→ STORED RECORDS:

- - -

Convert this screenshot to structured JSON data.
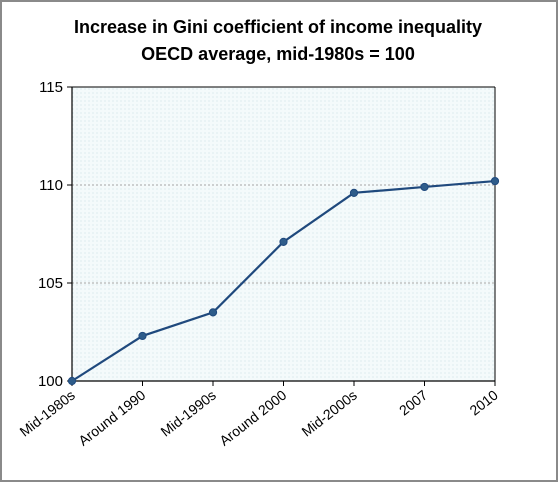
{
  "chart_data": {
    "type": "line",
    "title": "Increase in Gini coefficient of income inequality",
    "subtitle": "OECD average, mid-1980s = 100",
    "xlabel": "",
    "ylabel": "",
    "categories": [
      "Mid-1980s",
      "Around 1990",
      "Mid-1990s",
      "Around 2000",
      "Mid-2000s",
      "2007",
      "2010"
    ],
    "series": [
      {
        "values": [
          100,
          102.3,
          103.5,
          107.1,
          109.6,
          109.9,
          110.2
        ]
      }
    ],
    "ylim": [
      100,
      115
    ],
    "yticks": [
      "100",
      "105",
      "110",
      "115"
    ],
    "grid": true,
    "legend": "none"
  },
  "colors": {
    "line": "#1f497d",
    "marker": "#2e5c8a",
    "plot_bg": "#eef7f9",
    "grid": "#a6a6a6"
  }
}
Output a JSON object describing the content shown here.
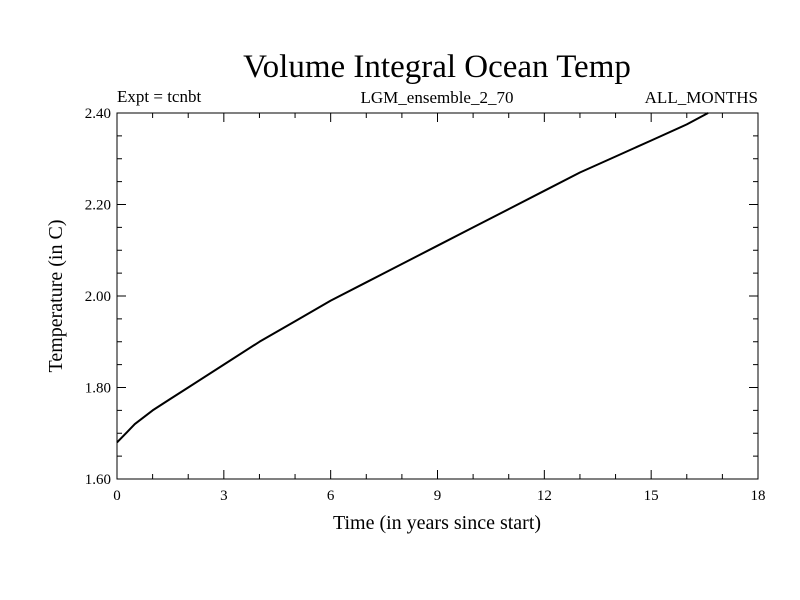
{
  "chart_data": {
    "type": "line",
    "title": "Volume Integral Ocean Temp",
    "subtitle_left": "Expt = tcnbt",
    "subtitle_center": "LGM_ensemble_2_70",
    "subtitle_right": "ALL_MONTHS",
    "xlabel": "Time (in years since start)",
    "ylabel": "Temperature (in C)",
    "xlim": [
      0,
      18
    ],
    "ylim": [
      1.6,
      2.4
    ],
    "x_ticks": [
      0,
      3,
      6,
      9,
      12,
      15,
      18
    ],
    "x_tick_labels": [
      "0",
      "3",
      "6",
      "9",
      "12",
      "15",
      "18"
    ],
    "y_ticks": [
      1.6,
      1.8,
      2.0,
      2.2,
      2.4
    ],
    "y_tick_labels": [
      "1.60",
      "1.80",
      "2.00",
      "2.20",
      "2.40"
    ],
    "x_minor_step": 1,
    "y_minor_step": 0.05,
    "grid": false,
    "series": [
      {
        "name": "Volume Integral Ocean Temp",
        "color": "#000000",
        "x": [
          0,
          0.25,
          0.5,
          1,
          1.5,
          2,
          3,
          4,
          5,
          6,
          7,
          8,
          9,
          10,
          11,
          12,
          13,
          14,
          15,
          16,
          16.6
        ],
        "values": [
          1.68,
          1.7,
          1.72,
          1.75,
          1.775,
          1.8,
          1.85,
          1.9,
          1.945,
          1.99,
          2.03,
          2.07,
          2.11,
          2.15,
          2.19,
          2.23,
          2.27,
          2.305,
          2.34,
          2.375,
          2.4
        ]
      }
    ]
  }
}
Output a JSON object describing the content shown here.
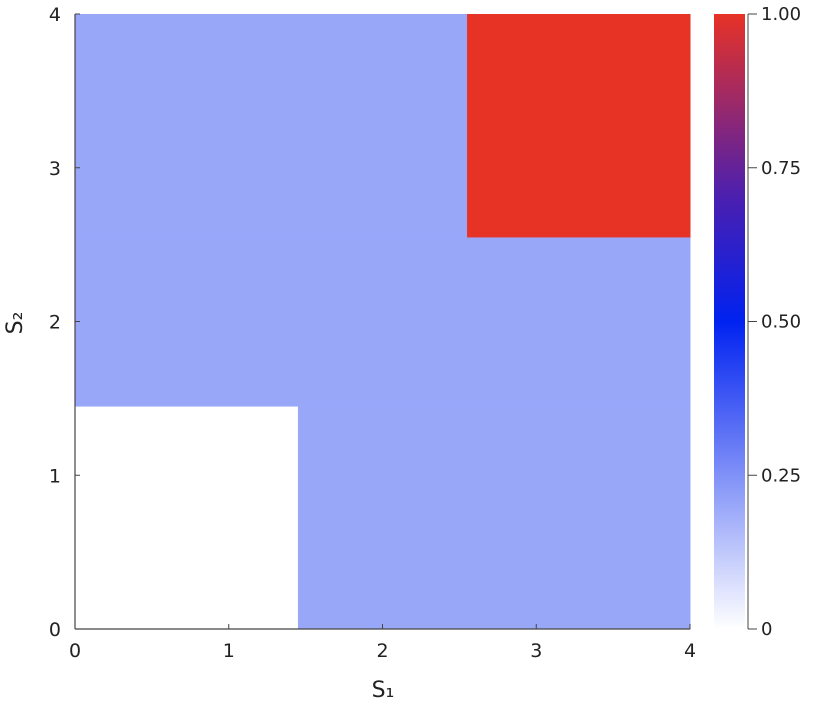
{
  "chart_data": {
    "type": "heatmap",
    "title": "",
    "xlabel": "S₁",
    "ylabel": "S₂",
    "xlim": [
      0,
      4
    ],
    "ylim": [
      0,
      4
    ],
    "x_ticks": [
      "0",
      "1",
      "2",
      "3",
      "4"
    ],
    "y_ticks": [
      "0",
      "1",
      "2",
      "3",
      "4"
    ],
    "grid": false,
    "cells": [
      {
        "x0": 0,
        "x1": 1.45,
        "y0": 0,
        "y1": 1.45,
        "value": 0
      },
      {
        "x0": 1.45,
        "x1": 4,
        "y0": 0,
        "y1": 1.45,
        "value": 0.2
      },
      {
        "x0": 0,
        "x1": 4,
        "y0": 1.45,
        "y1": 2.55,
        "value": 0.2
      },
      {
        "x0": 0,
        "x1": 2.55,
        "y0": 2.55,
        "y1": 4,
        "value": 0.2
      },
      {
        "x0": 2.55,
        "x1": 4,
        "y0": 2.55,
        "y1": 4,
        "value": 1
      }
    ],
    "colorbar": {
      "range": [
        0,
        1
      ],
      "ticks": [
        "0",
        "0.25",
        "0.50",
        "0.75",
        "1.00"
      ],
      "tick_values": [
        0,
        0.25,
        0.5,
        0.75,
        1
      ],
      "colormap_stops": [
        {
          "value": 0,
          "color": "#ffffff"
        },
        {
          "value": 0.5,
          "color": "#0022f0"
        },
        {
          "value": 0.7,
          "color": "#4a1fb0"
        },
        {
          "value": 1,
          "color": "#e73226"
        }
      ]
    }
  }
}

- - -

→ WRITTEN TASK: Write the full listing out again with every line unchanged, but include no pictures.

→ SOLUTION TO THE EXERCISE:
Convert this screenshot to structured JSON data.
{
  "chart_data": {
    "type": "line",
    "title": "Increase in Gini coefficient of income inequality",
    "subtitle": "OECD average, mid-1980s = 100",
    "xlabel": "",
    "ylabel": "",
    "categories": [
      "Mid-1980s",
      "Around 1990",
      "Mid-1990s",
      "Around 2000",
      "Mid-2000s",
      "2007",
      "2010"
    ],
    "series": [
      {
        "values": [
          100,
          102.3,
          103.5,
          107.1,
          109.6,
          109.9,
          110.2
        ]
      }
    ],
    "ylim": [
      100,
      115
    ],
    "yticks": [
      "100",
      "105",
      "110",
      "115"
    ],
    "grid": true,
    "legend": "none"
  },
  "colors": {
    "line": "#1f497d",
    "marker": "#2e5c8a",
    "plot_bg": "#eef7f9",
    "grid": "#a6a6a6"
  }
}
Output a JSON object describing the content shown here.
{
  "chart_data": {
    "type": "line",
    "title": "Volume Integral Ocean Temp",
    "subtitle_left": "Expt = tcnbt",
    "subtitle_center": "LGM_ensemble_2_70",
    "subtitle_right": "ALL_MONTHS",
    "xlabel": "Time (in years since start)",
    "ylabel": "Temperature (in C)",
    "xlim": [
      0,
      18
    ],
    "ylim": [
      1.6,
      2.4
    ],
    "x_ticks": [
      0,
      3,
      6,
      9,
      12,
      15,
      18
    ],
    "x_tick_labels": [
      "0",
      "3",
      "6",
      "9",
      "12",
      "15",
      "18"
    ],
    "y_ticks": [
      1.6,
      1.8,
      2.0,
      2.2,
      2.4
    ],
    "y_tick_labels": [
      "1.60",
      "1.80",
      "2.00",
      "2.20",
      "2.40"
    ],
    "x_minor_step": 1,
    "y_minor_step": 0.05,
    "grid": false,
    "series": [
      {
        "name": "Volume Integral Ocean Temp",
        "color": "#000000",
        "x": [
          0,
          0.25,
          0.5,
          1,
          1.5,
          2,
          3,
          4,
          5,
          6,
          7,
          8,
          9,
          10,
          11,
          12,
          13,
          14,
          15,
          16,
          16.6
        ],
        "values": [
          1.68,
          1.7,
          1.72,
          1.75,
          1.775,
          1.8,
          1.85,
          1.9,
          1.945,
          1.99,
          2.03,
          2.07,
          2.11,
          2.15,
          2.19,
          2.23,
          2.27,
          2.305,
          2.34,
          2.375,
          2.4
        ]
      }
    ]
  }
}
Output a JSON object describing the content shown here.
{
  "chart_data": {
    "type": "heatmap",
    "title": "",
    "xlabel": "S₁",
    "ylabel": "S₂",
    "xlim": [
      0,
      4
    ],
    "ylim": [
      0,
      4
    ],
    "x_ticks": [
      "0",
      "1",
      "2",
      "3",
      "4"
    ],
    "y_ticks": [
      "0",
      "1",
      "2",
      "3",
      "4"
    ],
    "grid": false,
    "cells": [
      {
        "x0": 0,
        "x1": 1.45,
        "y0": 0,
        "y1": 1.45,
        "value": 0
      },
      {
        "x0": 1.45,
        "x1": 4,
        "y0": 0,
        "y1": 1.45,
        "value": 0.2
      },
      {
        "x0": 0,
        "x1": 4,
        "y0": 1.45,
        "y1": 2.55,
        "value": 0.2
      },
      {
        "x0": 0,
        "x1": 2.55,
        "y0": 2.55,
        "y1": 4,
        "value": 0.2
      },
      {
        "x0": 2.55,
        "x1": 4,
        "y0": 2.55,
        "y1": 4,
        "value": 1
      }
    ],
    "colorbar": {
      "range": [
        0,
        1
      ],
      "ticks": [
        "0",
        "0.25",
        "0.50",
        "0.75",
        "1.00"
      ],
      "tick_values": [
        0,
        0.25,
        0.5,
        0.75,
        1
      ],
      "colormap_stops": [
        {
          "value": 0,
          "color": "#ffffff"
        },
        {
          "value": 0.5,
          "color": "#0022f0"
        },
        {
          "value": 0.7,
          "color": "#4a1fb0"
        },
        {
          "value": 1,
          "color": "#e73226"
        }
      ]
    }
  }
}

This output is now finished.